DIRECTION — Word for word, set down the records and skip each picture.
## Begin SUPPLIED RECORDS
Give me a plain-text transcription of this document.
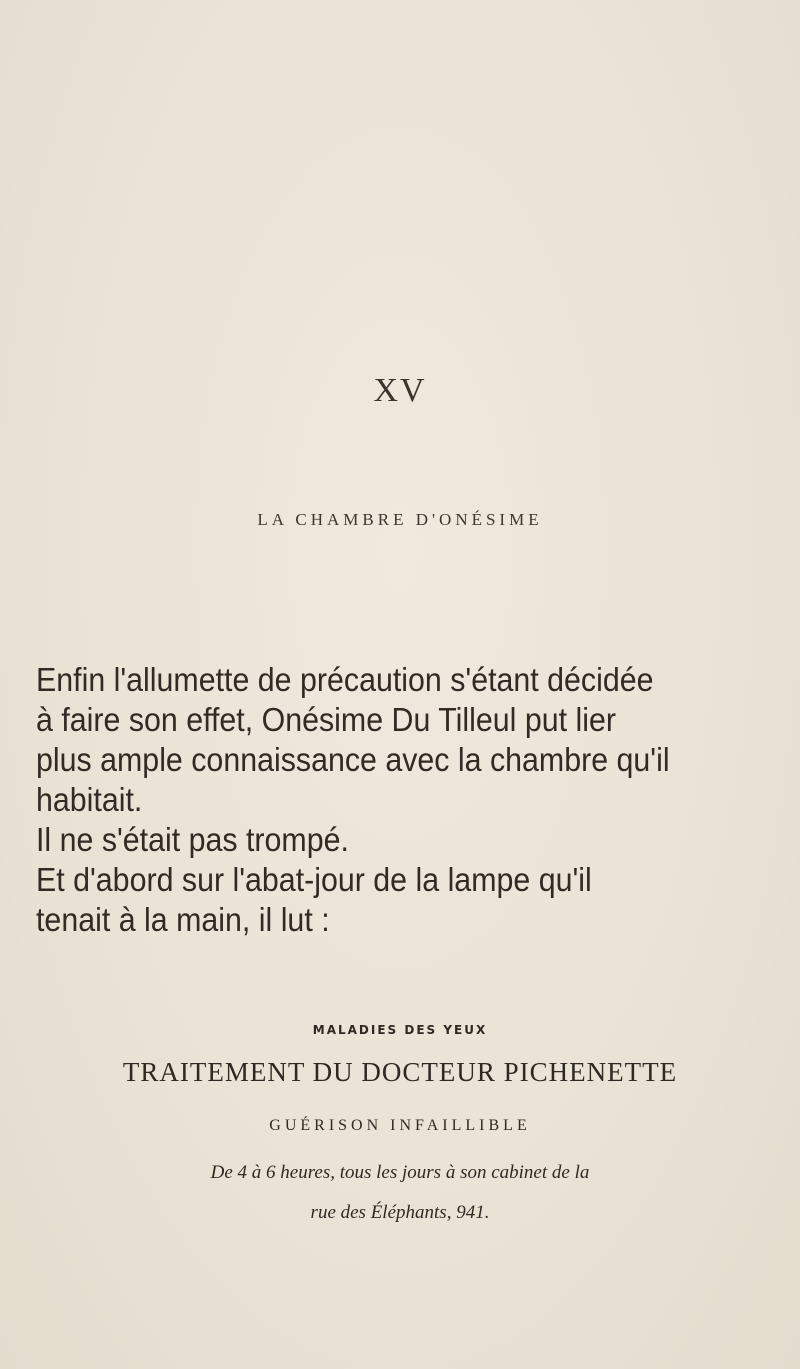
XV
LA CHAMBRE D'ONÉSIME
Enfin l'allumette de précaution s'étant décidée
à faire son effet, Onésime Du Tilleul put lier
plus ample connaissance avec la chambre qu'il
habitait.
Il ne s'était pas trompé.
Et d'abord sur l'abat-jour de la lampe qu'il
tenait à la main, il lut :
MALADIES DES YEUX
TRAITEMENT DU DOCTEUR PICHENETTE
GUÉRISON INFAILLIBLE
De 4 à 6 heures, tous les jours à son cabinet de la
rue des Éléphants, 941.
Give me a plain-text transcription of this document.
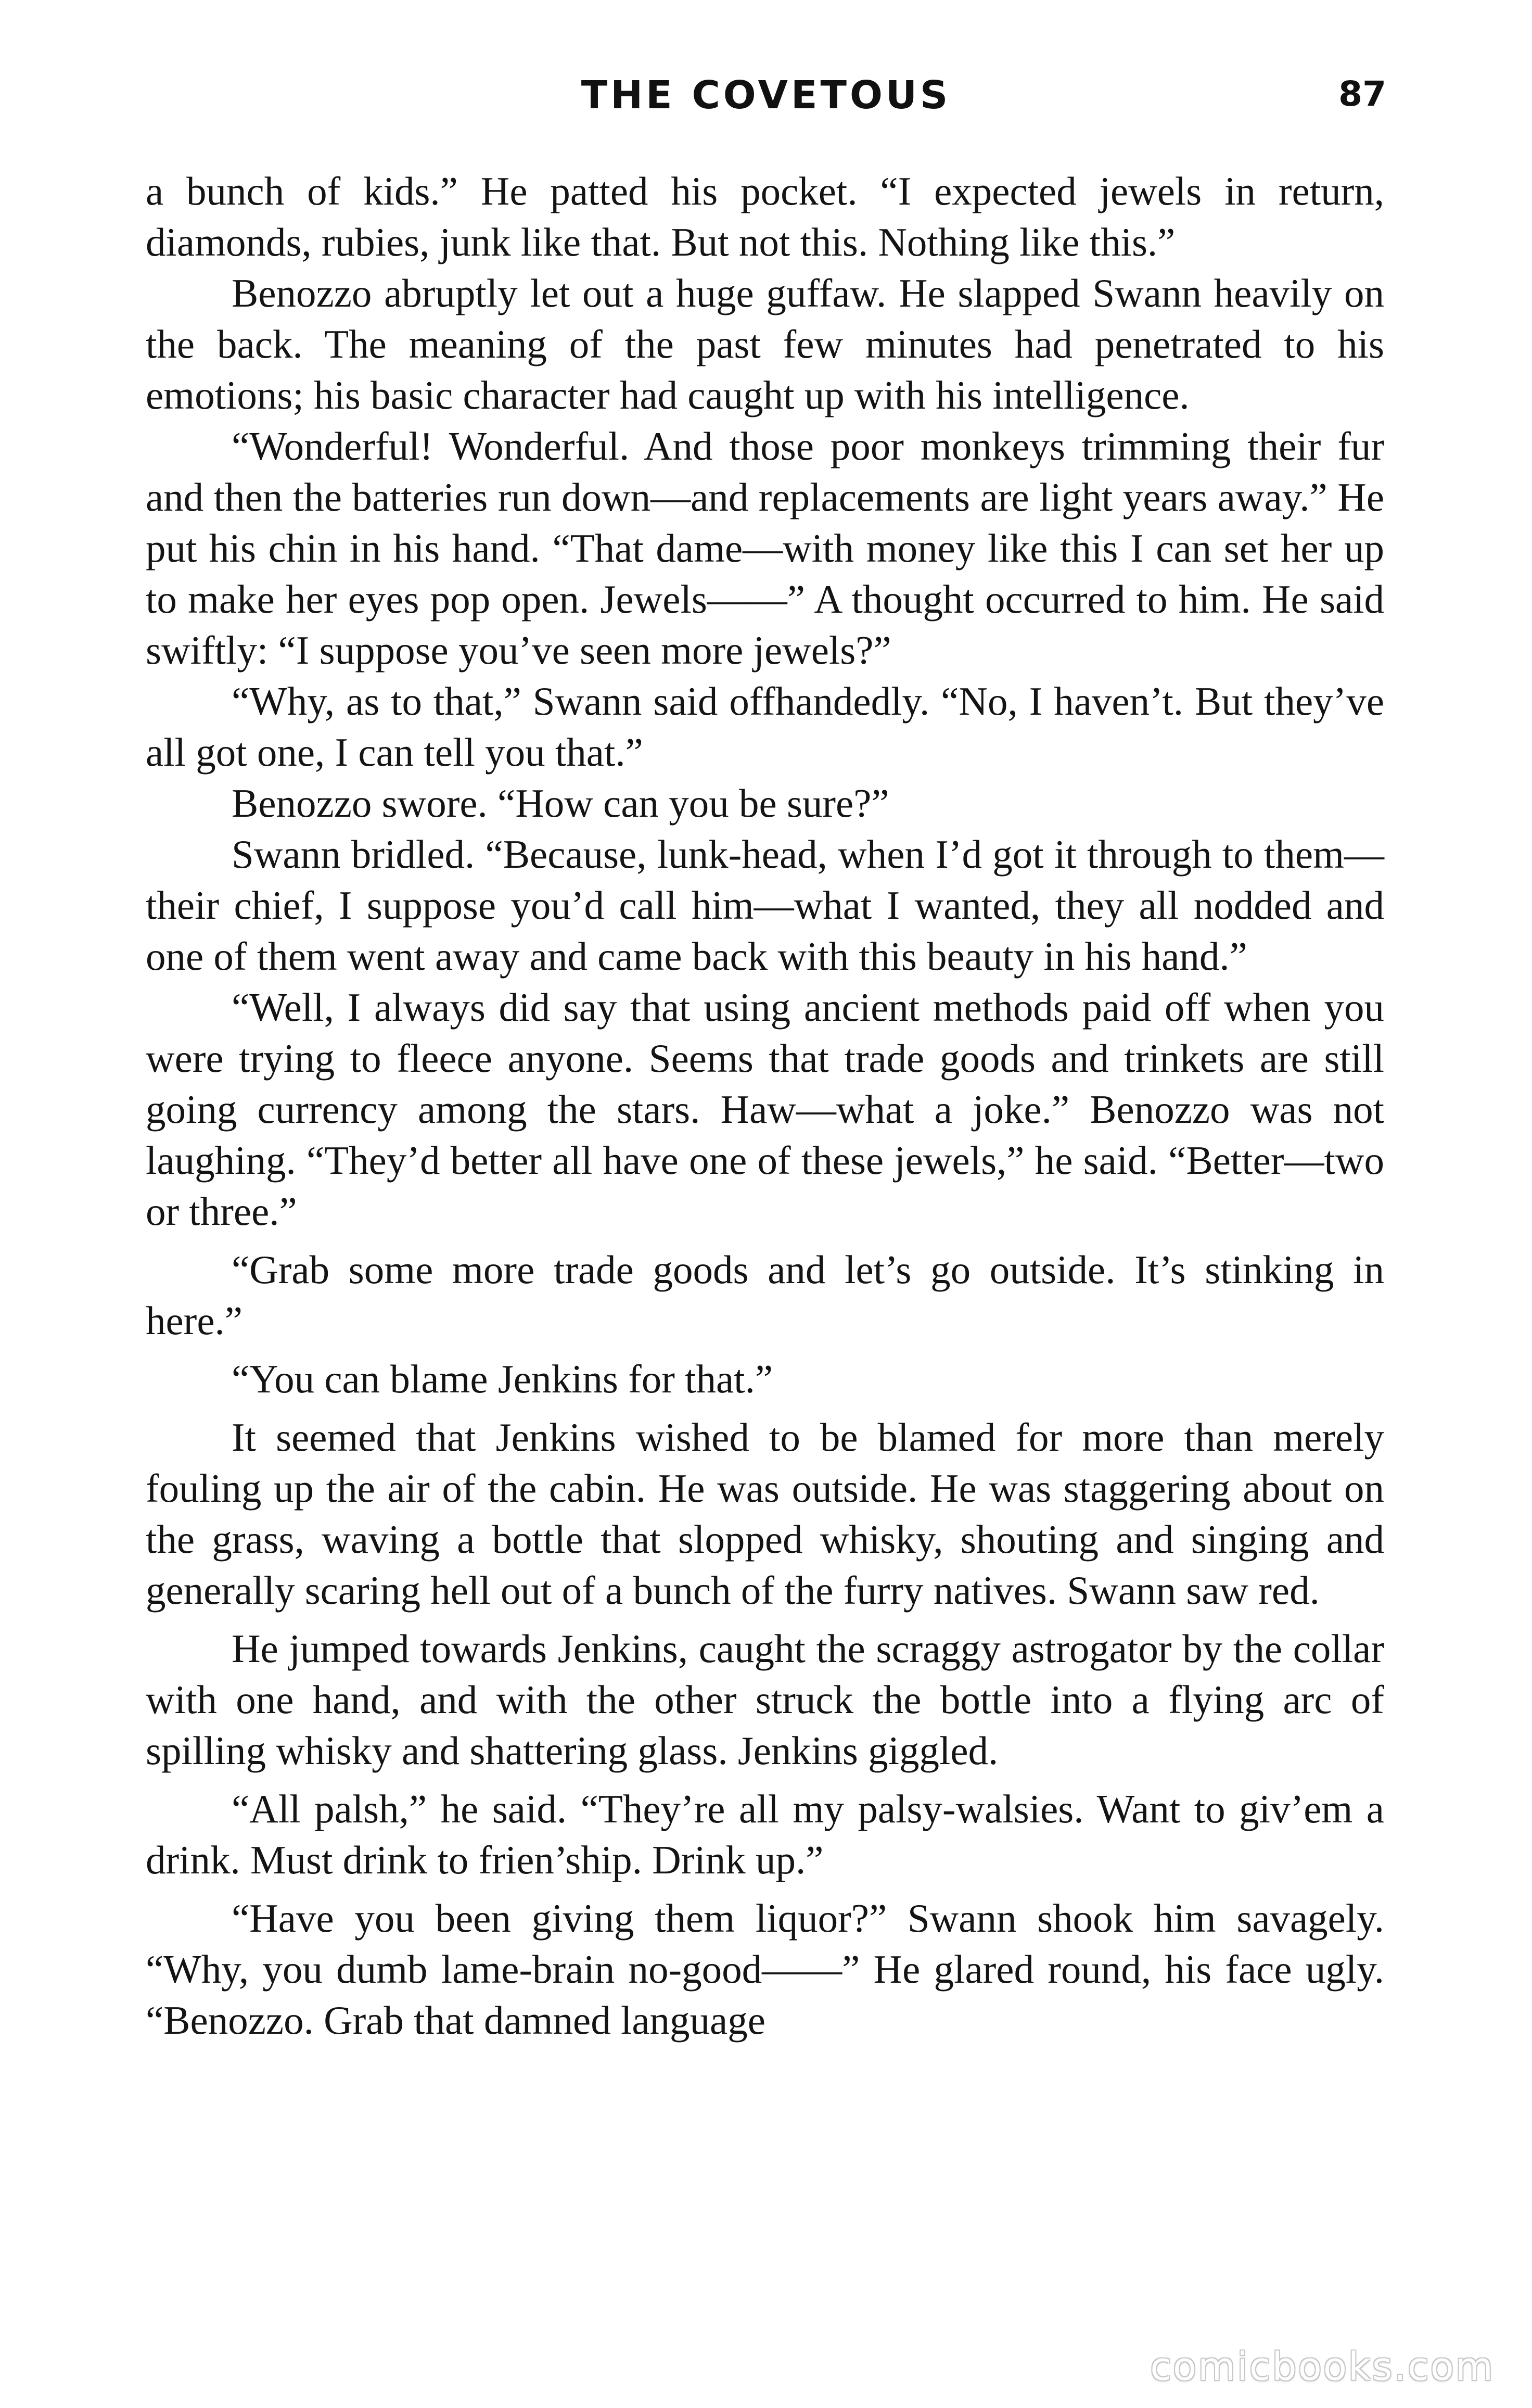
THE COVETOUS	87

a bunch of kids.” He patted his pocket. “I expected jewels in return, diamonds, rubies, junk like that. But not this. Nothing like this.”

Benozzo abruptly let out a huge guffaw. He slapped Swann heavily on the back. The meaning of the past few minutes had penetrated to his emotions; his basic character had caught up with his intelligence.

“Wonderful! Wonderful. And those poor monkeys trimming their fur and then the batteries run down—and replacements are light years away.” He put his chin in his hand. “That dame—with money like this I can set her up to make her eyes pop open. Jewels——” A thought occurred to him. He said swiftly: “I suppose you’ve seen more jewels?”

“Why, as to that,” Swann said offhandedly. “No, I haven’t. But they’ve all got one, I can tell you that.”

Benozzo swore. “How can you be sure?”

Swann bridled. “Because, lunk-head, when I’d got it through to them—their chief, I suppose you’d call him—what I wanted, they all nodded and one of them went away and came back with this beauty in his hand.”

“Well, I always did say that using ancient methods paid off when you were trying to fleece anyone. Seems that trade goods and trinkets are still going currency among the stars. Haw—what a joke.” Benozzo was not laughing. “They’d better all have one of these jewels,” he said. “Better—two or three.”

“Grab some more trade goods and let’s go outside. It’s stinking in here.”

“You can blame Jenkins for that.”

It seemed that Jenkins wished to be blamed for more than merely fouling up the air of the cabin. He was outside. He was staggering about on the grass, waving a bottle that slopped whisky, shouting and singing and generally scaring hell out of a bunch of the furry natives. Swann saw red.

He jumped towards Jenkins, caught the scraggy astrogator by the collar with one hand, and with the other struck the bottle into a flying arc of spilling whisky and shattering glass. Jenkins giggled.

“All palsh,” he said. “They’re all my palsy-walsies. Want to giv’em a drink. Must drink to frien’ship. Drink up.”

“Have you been giving them liquor?” Swann shook him savagely. “Why, you dumb lame-brain no-good——” He glared round, his face ugly. “Benozzo. Grab that damned language

comicbooks.com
## End SUPPLIED RECORDS
COMPLETE ANSWER —
Give me a plain-text transcription of this document.
XV
LA CHAMBRE D'ONÉSIME
Enfin l'allumette de précaution s'étant décidée
à faire son effet, Onésime Du Tilleul put lier
plus ample connaissance avec la chambre qu'il
habitait.
Il ne s'était pas trompé.
Et d'abord sur l'abat-jour de la lampe qu'il
tenait à la main, il lut :
MALADIES DES YEUX
TRAITEMENT DU DOCTEUR PICHENETTE
GUÉRISON INFAILLIBLE
De 4 à 6 heures, tous les jours à son cabinet de la
rue des Éléphants, 941.
Give me a plain-text transcription of this document.
THE COVETOUS	87

a bunch of kids.” He patted his pocket. “I expected jewels in return, diamonds, rubies, junk like that. But not this. Nothing like this.”

Benozzo abruptly let out a huge guffaw. He slapped Swann heavily on the back. The meaning of the past few minutes had penetrated to his emotions; his basic character had caught up with his intelligence.

“Wonderful! Wonderful. And those poor monkeys trimming their fur and then the batteries run down—and replacements are light years away.” He put his chin in his hand. “That dame—with money like this I can set her up to make her eyes pop open. Jewels——” A thought occurred to him. He said swiftly: “I suppose you’ve seen more jewels?”

“Why, as to that,” Swann said offhandedly. “No, I haven’t. But they’ve all got one, I can tell you that.”

Benozzo swore. “How can you be sure?”

Swann bridled. “Because, lunk-head, when I’d got it through to them—their chief, I suppose you’d call him—what I wanted, they all nodded and one of them went away and came back with this beauty in his hand.”

“Well, I always did say that using ancient methods paid off when you were trying to fleece anyone. Seems that trade goods and trinkets are still going currency among the stars. Haw—what a joke.” Benozzo was not laughing. “They’d better all have one of these jewels,” he said. “Better—two or three.”

“Grab some more trade goods and let’s go outside. It’s stinking in here.”

“You can blame Jenkins for that.”

It seemed that Jenkins wished to be blamed for more than merely fouling up the air of the cabin. He was outside. He was staggering about on the grass, waving a bottle that slopped whisky, shouting and singing and generally scaring hell out of a bunch of the furry natives. Swann saw red.

He jumped towards Jenkins, caught the scraggy astrogator by the collar with one hand, and with the other struck the bottle into a flying arc of spilling whisky and shattering glass. Jenkins giggled.

“All palsh,” he said. “They’re all my palsy-walsies. Want to giv’em a drink. Must drink to frien’ship. Drink up.”

“Have you been giving them liquor?” Swann shook him savagely. “Why, you dumb lame-brain no-good——” He glared round, his face ugly. “Benozzo. Grab that damned language

comicbooks.com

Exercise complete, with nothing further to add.